++++ Dataset extract ++++
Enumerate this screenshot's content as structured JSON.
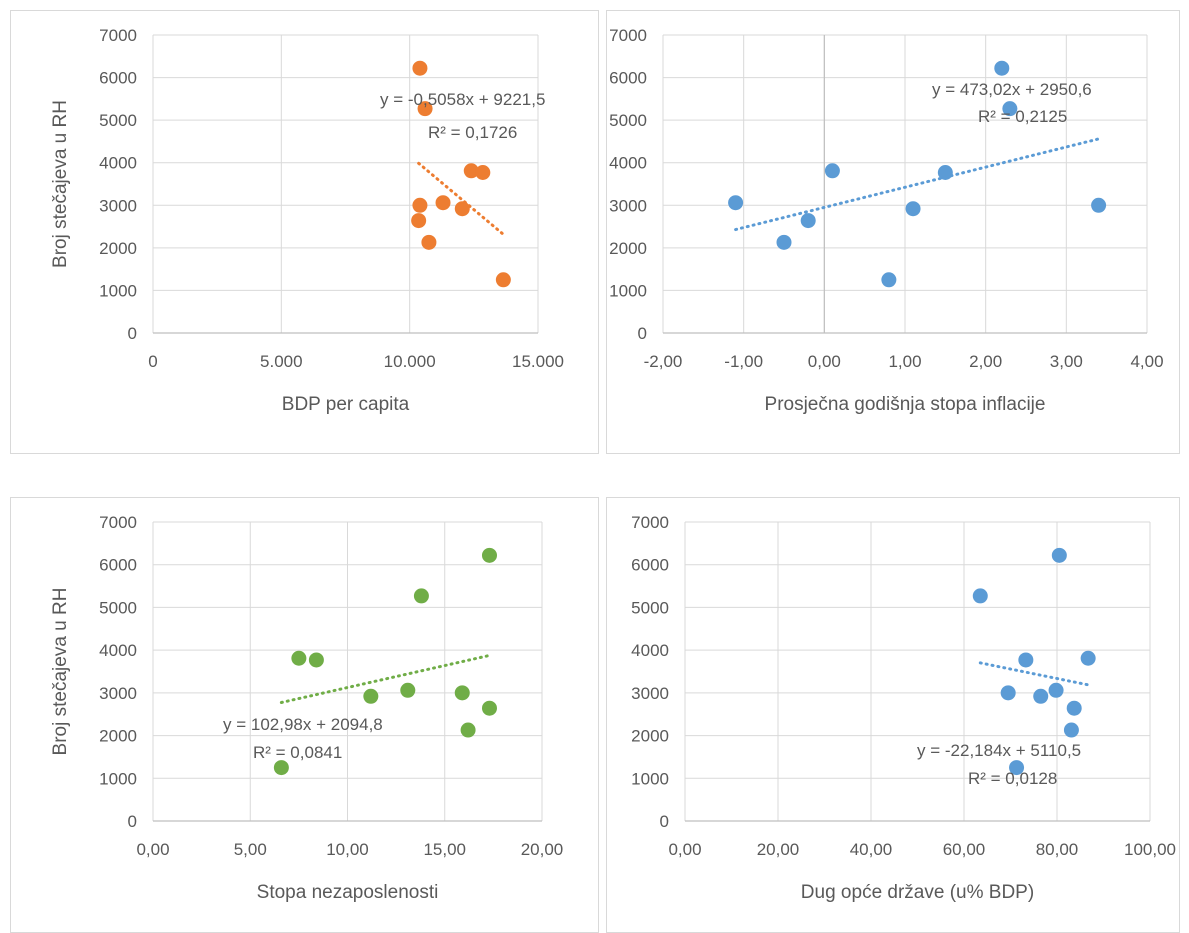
{
  "chart_data": [
    {
      "type": "scatter",
      "xlabel": "BDP per capita",
      "ylabel": "Broj stečajeva u RH",
      "xlim": [
        0,
        15000
      ],
      "ylim": [
        0,
        7000
      ],
      "x_ticks": [
        "0",
        "5.000",
        "10.000",
        "15.000"
      ],
      "y_ticks": [
        "0",
        "1000",
        "2000",
        "3000",
        "4000",
        "5000",
        "6000",
        "7000"
      ],
      "color": "#ed7d31",
      "points": [
        {
          "x": 10400,
          "y": 6220
        },
        {
          "x": 10600,
          "y": 5270
        },
        {
          "x": 12400,
          "y": 3810
        },
        {
          "x": 12850,
          "y": 3770
        },
        {
          "x": 11300,
          "y": 3060
        },
        {
          "x": 10400,
          "y": 3000
        },
        {
          "x": 12050,
          "y": 2920
        },
        {
          "x": 10350,
          "y": 2640
        },
        {
          "x": 10750,
          "y": 2130
        },
        {
          "x": 13650,
          "y": 1250
        }
      ],
      "trendline": {
        "x_start": 10350,
        "x_end": 13650,
        "slope": -0.5058,
        "intercept": 9221.5
      },
      "equation": "y = -0,5058x + 9221,5",
      "r_squared": "R² = 0,1726"
    },
    {
      "type": "scatter",
      "xlabel": "Prosječna godišnja stopa inflacije",
      "ylabel": "",
      "xlim": [
        -2,
        4
      ],
      "ylim": [
        0,
        7000
      ],
      "x_ticks": [
        "-2,00",
        "-1,00",
        "0,00",
        "1,00",
        "2,00",
        "3,00",
        "4,00"
      ],
      "y_ticks": [
        "0",
        "1000",
        "2000",
        "3000",
        "4000",
        "5000",
        "6000",
        "7000"
      ],
      "color": "#5b9bd5",
      "points": [
        {
          "x": 2.2,
          "y": 6220
        },
        {
          "x": 2.3,
          "y": 5270
        },
        {
          "x": 0.1,
          "y": 3810
        },
        {
          "x": 1.5,
          "y": 3770
        },
        {
          "x": -1.1,
          "y": 3060
        },
        {
          "x": 3.4,
          "y": 3000
        },
        {
          "x": 1.1,
          "y": 2920
        },
        {
          "x": -0.2,
          "y": 2640
        },
        {
          "x": -0.5,
          "y": 2130
        },
        {
          "x": 0.8,
          "y": 1250
        }
      ],
      "trendline": {
        "x_start": -1.1,
        "x_end": 3.4,
        "slope": 473.02,
        "intercept": 2950.6
      },
      "equation": "y = 473,02x + 2950,6",
      "r_squared": "R² = 0,2125"
    },
    {
      "type": "scatter",
      "xlabel": "Stopa nezaposlenosti",
      "ylabel": "Broj stečajeva u RH",
      "xlim": [
        0,
        20
      ],
      "ylim": [
        0,
        7000
      ],
      "x_ticks": [
        "0,00",
        "5,00",
        "10,00",
        "15,00",
        "20,00"
      ],
      "y_ticks": [
        "0",
        "1000",
        "2000",
        "3000",
        "4000",
        "5000",
        "6000",
        "7000"
      ],
      "color": "#70ad47",
      "points": [
        {
          "x": 17.3,
          "y": 6220
        },
        {
          "x": 13.8,
          "y": 5270
        },
        {
          "x": 7.5,
          "y": 3810
        },
        {
          "x": 8.4,
          "y": 3770
        },
        {
          "x": 13.1,
          "y": 3060
        },
        {
          "x": 15.9,
          "y": 3000
        },
        {
          "x": 11.2,
          "y": 2920
        },
        {
          "x": 17.3,
          "y": 2640
        },
        {
          "x": 16.2,
          "y": 2130
        },
        {
          "x": 6.6,
          "y": 1250
        }
      ],
      "trendline": {
        "x_start": 6.6,
        "x_end": 17.3,
        "slope": 102.98,
        "intercept": 2094.8
      },
      "equation": "y = 102,98x + 2094,8",
      "r_squared": "R² = 0,0841"
    },
    {
      "type": "scatter",
      "xlabel": "Dug opće države (u% BDP)",
      "ylabel": "",
      "xlim": [
        0,
        100
      ],
      "ylim": [
        0,
        7000
      ],
      "x_ticks": [
        "0,00",
        "20,00",
        "40,00",
        "60,00",
        "80,00",
        "100,00"
      ],
      "y_ticks": [
        "0",
        "1000",
        "2000",
        "3000",
        "4000",
        "5000",
        "6000",
        "7000"
      ],
      "color": "#5b9bd5",
      "points": [
        {
          "x": 80.5,
          "y": 6220
        },
        {
          "x": 63.5,
          "y": 5270
        },
        {
          "x": 86.7,
          "y": 3810
        },
        {
          "x": 73.3,
          "y": 3770
        },
        {
          "x": 79.8,
          "y": 3060
        },
        {
          "x": 69.5,
          "y": 3000
        },
        {
          "x": 76.5,
          "y": 2920
        },
        {
          "x": 83.7,
          "y": 2640
        },
        {
          "x": 83.1,
          "y": 2130
        },
        {
          "x": 71.3,
          "y": 1250
        }
      ],
      "trendline": {
        "x_start": 63.5,
        "x_end": 86.7,
        "slope": -22.184,
        "intercept": 5110.5
      },
      "equation": "y = -22,184x + 5110,5",
      "r_squared": "R² = 0,0128"
    }
  ]
}
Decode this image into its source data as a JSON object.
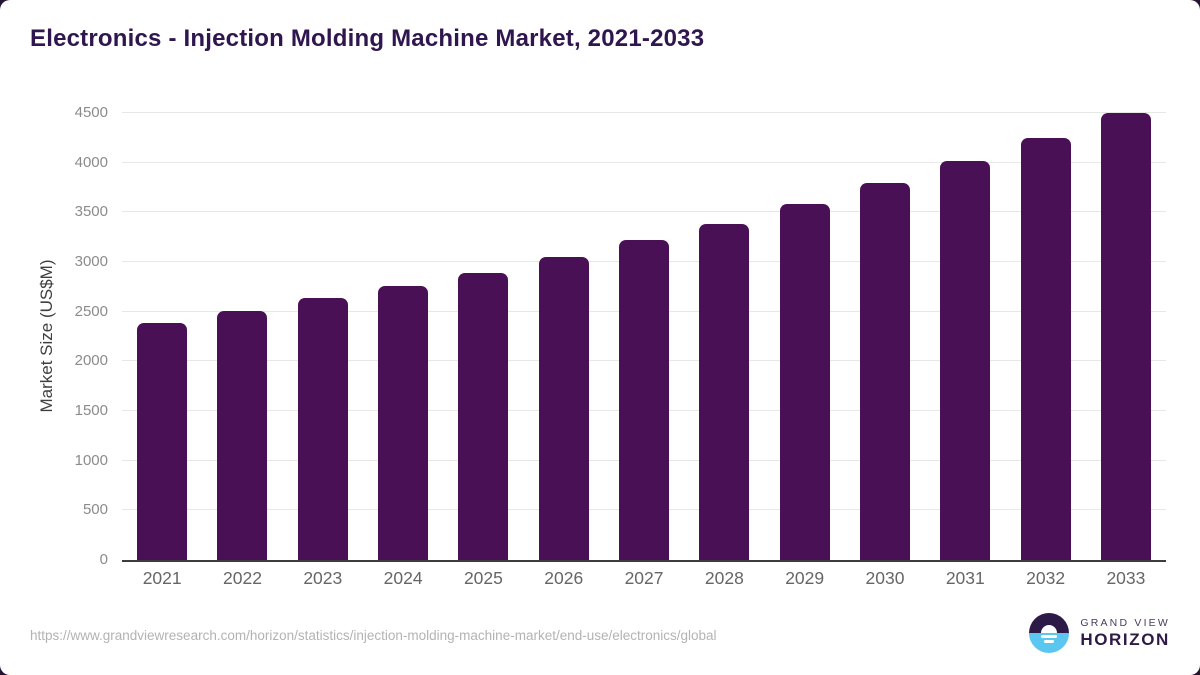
{
  "title": "Electronics - Injection Molding Machine Market, 2021-2033",
  "chart_data": {
    "type": "bar",
    "title": "Electronics - Injection Molding Machine Market, 2021-2033",
    "categories": [
      "2021",
      "2022",
      "2023",
      "2024",
      "2025",
      "2026",
      "2027",
      "2028",
      "2029",
      "2030",
      "2031",
      "2032",
      "2033"
    ],
    "values": [
      2390,
      2505,
      2640,
      2760,
      2890,
      3050,
      3225,
      3385,
      3585,
      3800,
      4020,
      4250,
      4505
    ],
    "xlabel": "",
    "ylabel": "Market Size (US$M)",
    "ylim": [
      0,
      4500
    ],
    "yticks": [
      0,
      500,
      1000,
      1500,
      2000,
      2500,
      3000,
      3500,
      4000,
      4500
    ],
    "grid": true,
    "legend": "none",
    "bar_color": "#4a1056"
  },
  "footer": {
    "source_url": "https://www.grandviewresearch.com/horizon/statistics/injection-molding-machine-market/end-use/electronics/global",
    "logo": {
      "top": "GRAND VIEW",
      "bottom": "HORIZON"
    }
  },
  "colors": {
    "bar": "#4a1056",
    "title": "#2f164e",
    "logo_purple": "#2e1a47",
    "logo_blue": "#5bc6f0",
    "axis_line": "#3d3d3d",
    "gridline": "#e7e7e7",
    "y_tick_text": "#8b8b8b",
    "x_tick_text": "#666666",
    "url_text": "#b3b3b3",
    "background_corner": "#241332"
  }
}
++++
Without including any pictures, print all of the material exactly as given.

Enumerate this screenshot's content as structured JSON.
{
  "chart_data": [
    {
      "type": "scatter",
      "xlabel": "BDP per capita",
      "ylabel": "Broj stečajeva u RH",
      "xlim": [
        0,
        15000
      ],
      "ylim": [
        0,
        7000
      ],
      "x_ticks": [
        "0",
        "5.000",
        "10.000",
        "15.000"
      ],
      "y_ticks": [
        "0",
        "1000",
        "2000",
        "3000",
        "4000",
        "5000",
        "6000",
        "7000"
      ],
      "color": "#ed7d31",
      "points": [
        {
          "x": 10400,
          "y": 6220
        },
        {
          "x": 10600,
          "y": 5270
        },
        {
          "x": 12400,
          "y": 3810
        },
        {
          "x": 12850,
          "y": 3770
        },
        {
          "x": 11300,
          "y": 3060
        },
        {
          "x": 10400,
          "y": 3000
        },
        {
          "x": 12050,
          "y": 2920
        },
        {
          "x": 10350,
          "y": 2640
        },
        {
          "x": 10750,
          "y": 2130
        },
        {
          "x": 13650,
          "y": 1250
        }
      ],
      "trendline": {
        "x_start": 10350,
        "x_end": 13650,
        "slope": -0.5058,
        "intercept": 9221.5
      },
      "equation": "y = -0,5058x + 9221,5",
      "r_squared": "R² = 0,1726"
    },
    {
      "type": "scatter",
      "xlabel": "Prosječna godišnja stopa inflacije",
      "ylabel": "",
      "xlim": [
        -2,
        4
      ],
      "ylim": [
        0,
        7000
      ],
      "x_ticks": [
        "-2,00",
        "-1,00",
        "0,00",
        "1,00",
        "2,00",
        "3,00",
        "4,00"
      ],
      "y_ticks": [
        "0",
        "1000",
        "2000",
        "3000",
        "4000",
        "5000",
        "6000",
        "7000"
      ],
      "color": "#5b9bd5",
      "points": [
        {
          "x": 2.2,
          "y": 6220
        },
        {
          "x": 2.3,
          "y": 5270
        },
        {
          "x": 0.1,
          "y": 3810
        },
        {
          "x": 1.5,
          "y": 3770
        },
        {
          "x": -1.1,
          "y": 3060
        },
        {
          "x": 3.4,
          "y": 3000
        },
        {
          "x": 1.1,
          "y": 2920
        },
        {
          "x": -0.2,
          "y": 2640
        },
        {
          "x": -0.5,
          "y": 2130
        },
        {
          "x": 0.8,
          "y": 1250
        }
      ],
      "trendline": {
        "x_start": -1.1,
        "x_end": 3.4,
        "slope": 473.02,
        "intercept": 2950.6
      },
      "equation": "y = 473,02x + 2950,6",
      "r_squared": "R² = 0,2125"
    },
    {
      "type": "scatter",
      "xlabel": "Stopa nezaposlenosti",
      "ylabel": "Broj stečajeva u RH",
      "xlim": [
        0,
        20
      ],
      "ylim": [
        0,
        7000
      ],
      "x_ticks": [
        "0,00",
        "5,00",
        "10,00",
        "15,00",
        "20,00"
      ],
      "y_ticks": [
        "0",
        "1000",
        "2000",
        "3000",
        "4000",
        "5000",
        "6000",
        "7000"
      ],
      "color": "#70ad47",
      "points": [
        {
          "x": 17.3,
          "y": 6220
        },
        {
          "x": 13.8,
          "y": 5270
        },
        {
          "x": 7.5,
          "y": 3810
        },
        {
          "x": 8.4,
          "y": 3770
        },
        {
          "x": 13.1,
          "y": 3060
        },
        {
          "x": 15.9,
          "y": 3000
        },
        {
          "x": 11.2,
          "y": 2920
        },
        {
          "x": 17.3,
          "y": 2640
        },
        {
          "x": 16.2,
          "y": 2130
        },
        {
          "x": 6.6,
          "y": 1250
        }
      ],
      "trendline": {
        "x_start": 6.6,
        "x_end": 17.3,
        "slope": 102.98,
        "intercept": 2094.8
      },
      "equation": "y = 102,98x + 2094,8",
      "r_squared": "R² = 0,0841"
    },
    {
      "type": "scatter",
      "xlabel": "Dug opće države (u% BDP)",
      "ylabel": "",
      "xlim": [
        0,
        100
      ],
      "ylim": [
        0,
        7000
      ],
      "x_ticks": [
        "0,00",
        "20,00",
        "40,00",
        "60,00",
        "80,00",
        "100,00"
      ],
      "y_ticks": [
        "0",
        "1000",
        "2000",
        "3000",
        "4000",
        "5000",
        "6000",
        "7000"
      ],
      "color": "#5b9bd5",
      "points": [
        {
          "x": 80.5,
          "y": 6220
        },
        {
          "x": 63.5,
          "y": 5270
        },
        {
          "x": 86.7,
          "y": 3810
        },
        {
          "x": 73.3,
          "y": 3770
        },
        {
          "x": 79.8,
          "y": 3060
        },
        {
          "x": 69.5,
          "y": 3000
        },
        {
          "x": 76.5,
          "y": 2920
        },
        {
          "x": 83.7,
          "y": 2640
        },
        {
          "x": 83.1,
          "y": 2130
        },
        {
          "x": 71.3,
          "y": 1250
        }
      ],
      "trendline": {
        "x_start": 63.5,
        "x_end": 86.7,
        "slope": -22.184,
        "intercept": 5110.5
      },
      "equation": "y = -22,184x + 5110,5",
      "r_squared": "R² = 0,0128"
    }
  ]
}
Decode this image into its source data as a JSON object.
{
  "title": "Electronics - Injection Molding Machine Market, 2021-2033",
  "chart_data": {
    "type": "bar",
    "title": "Electronics - Injection Molding Machine Market, 2021-2033",
    "categories": [
      "2021",
      "2022",
      "2023",
      "2024",
      "2025",
      "2026",
      "2027",
      "2028",
      "2029",
      "2030",
      "2031",
      "2032",
      "2033"
    ],
    "values": [
      2390,
      2505,
      2640,
      2760,
      2890,
      3050,
      3225,
      3385,
      3585,
      3800,
      4020,
      4250,
      4505
    ],
    "xlabel": "",
    "ylabel": "Market Size (US$M)",
    "ylim": [
      0,
      4500
    ],
    "yticks": [
      0,
      500,
      1000,
      1500,
      2000,
      2500,
      3000,
      3500,
      4000,
      4500
    ],
    "grid": true,
    "legend": "none",
    "bar_color": "#4a1056"
  },
  "footer": {
    "source_url": "https://www.grandviewresearch.com/horizon/statistics/injection-molding-machine-market/end-use/electronics/global",
    "logo": {
      "top": "GRAND VIEW",
      "bottom": "HORIZON"
    }
  },
  "colors": {
    "bar": "#4a1056",
    "title": "#2f164e",
    "logo_purple": "#2e1a47",
    "logo_blue": "#5bc6f0",
    "axis_line": "#3d3d3d",
    "gridline": "#e7e7e7",
    "y_tick_text": "#8b8b8b",
    "x_tick_text": "#666666",
    "url_text": "#b3b3b3",
    "background_corner": "#241332"
  }
}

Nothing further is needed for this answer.